Where the word "通过智能科技" occurs in a line, return that line.

Extracted records:
══════════════════════════════

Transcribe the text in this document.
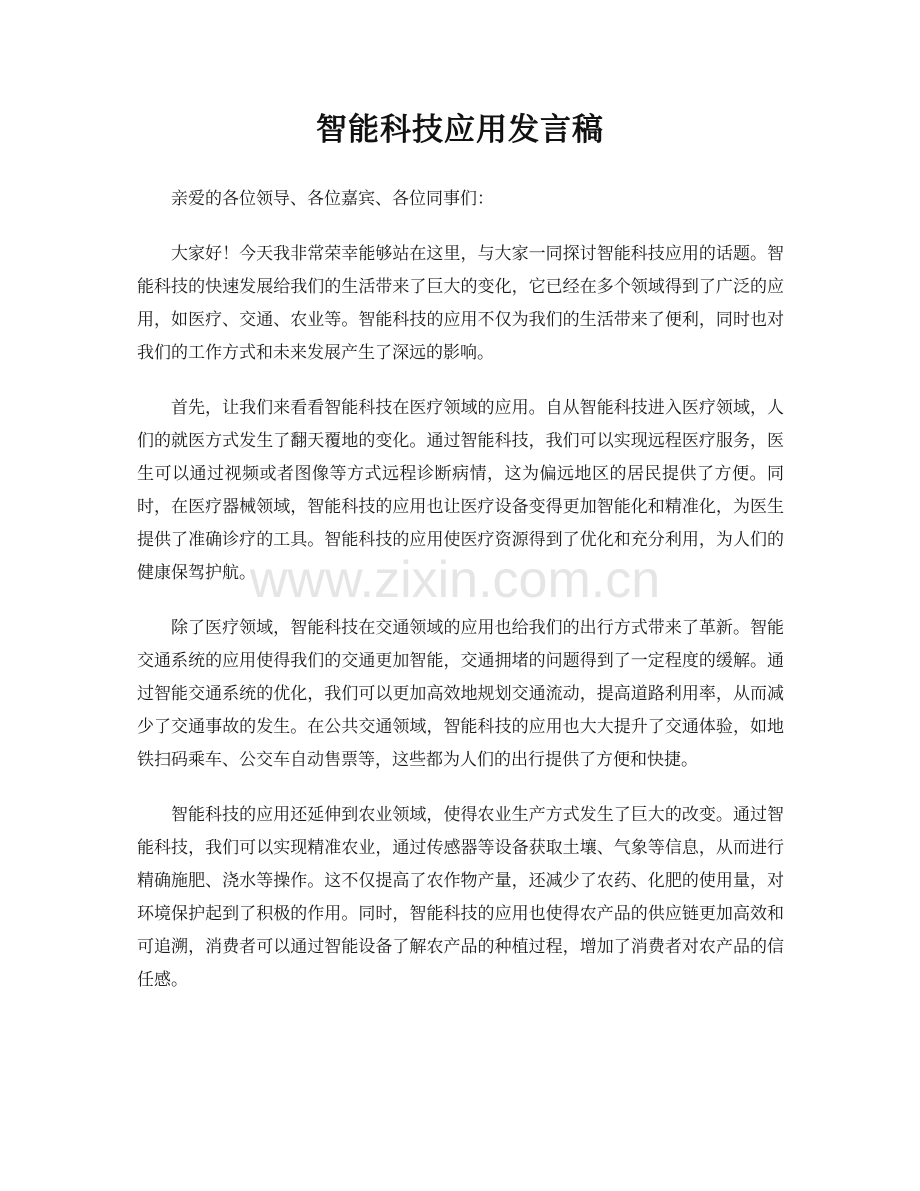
智能科技应用发言稿

亲爱的各位领导、各位嘉宾、各位同事们：

大家好！今天我非常荣幸能够站在这里，与大家一同探讨智能科技应用的话题。智能科技的快速发展给我们的生活带来了巨大的变化，它已经在多个领域得到了广泛的应用，如医疗、交通、农业等。智能科技的应用不仅为我们的生活带来了便利，同时也对我们的工作方式和未来发展产生了深远的影响。

首先，让我们来看看智能科技在医疗领域的应用。自从智能科技进入医疗领域，人们的就医方式发生了翻天覆地的变化。通过智能科技，我们可以实现远程医疗服务，医生可以通过视频或者图像等方式远程诊断病情，这为偏远地区的居民提供了方便。同时，在医疗器械领域，智能科技的应用也让医疗设备变得更加智能化和精准化，为医生提供了准确诊疗的工具。智能科技的应用使医疗资源得到了优化和充分利用，为人们的健康保驾护航。

除了医疗领域，智能科技在交通领域的应用也给我们的出行方式带来了革新。智能交通系统的应用使得我们的交通更加智能，交通拥堵的问题得到了一定程度的缓解。通过智能交通系统的优化，我们可以更加高效地规划交通流动，提高道路利用率，从而减少了交通事故的发生。在公共交通领域，智能科技的应用也大大提升了交通体验，如地铁扫码乘车、公交车自动售票等，这些都为人们的出行提供了方便和快捷。

智能科技的应用还延伸到农业领域，使得农业生产方式发生了巨大的改变。通过智能科技，我们可以实现精准农业，通过传感器等设备获取土壤、气象等信息，从而进行精确施肥、浇水等操作。这不仅提高了农作物产量，还减少了农药、化肥的使用量，对环境保护起到了积极的作用。同时，智能科技的应用也使得农产品的供应链更加高效和可追溯，消费者可以通过智能设备了解农产品的种植过程，增加了消费者对农产品的信任感。

www.zixin.com.cn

══════════════════════════════

> SOLUTION FOR THIS TASK
首先，让我们来看看智能科技在医疗领域的应用。自从智能科技进入医疗领域，人们的就医方式发生了翻天覆地的变化。通过智能科技，我们可以实现远程医疗服务，医生可以通过视频或者图像等方式远程诊断病情，这为偏远地区的居民提供了方便。同时，在医疗器械领域，智能科技的应用也让医疗设备变得更加智能化和精准化，为医生提供了准确诊疗的工具。智能科技的应用使医疗资源得到了优化和充分利用，为人们的健康保驾护航。
智能科技的应用还延伸到农业领域，使得农业生产方式发生了巨大的改变。通过智能科技，我们可以实现精准农业，通过传感器等设备获取土壤、气象等信息，从而进行精确施肥、浇水等操作。这不仅提高了农作物产量，还减少了农药、化肥的使用量，对环境保护起到了积极的作用。同时，智能科技的应用也使得农产品的供应链更加高效和可追溯，消费者可以通过智能设备了解农产品的种植过程，增加了消费者对农产品的信任感。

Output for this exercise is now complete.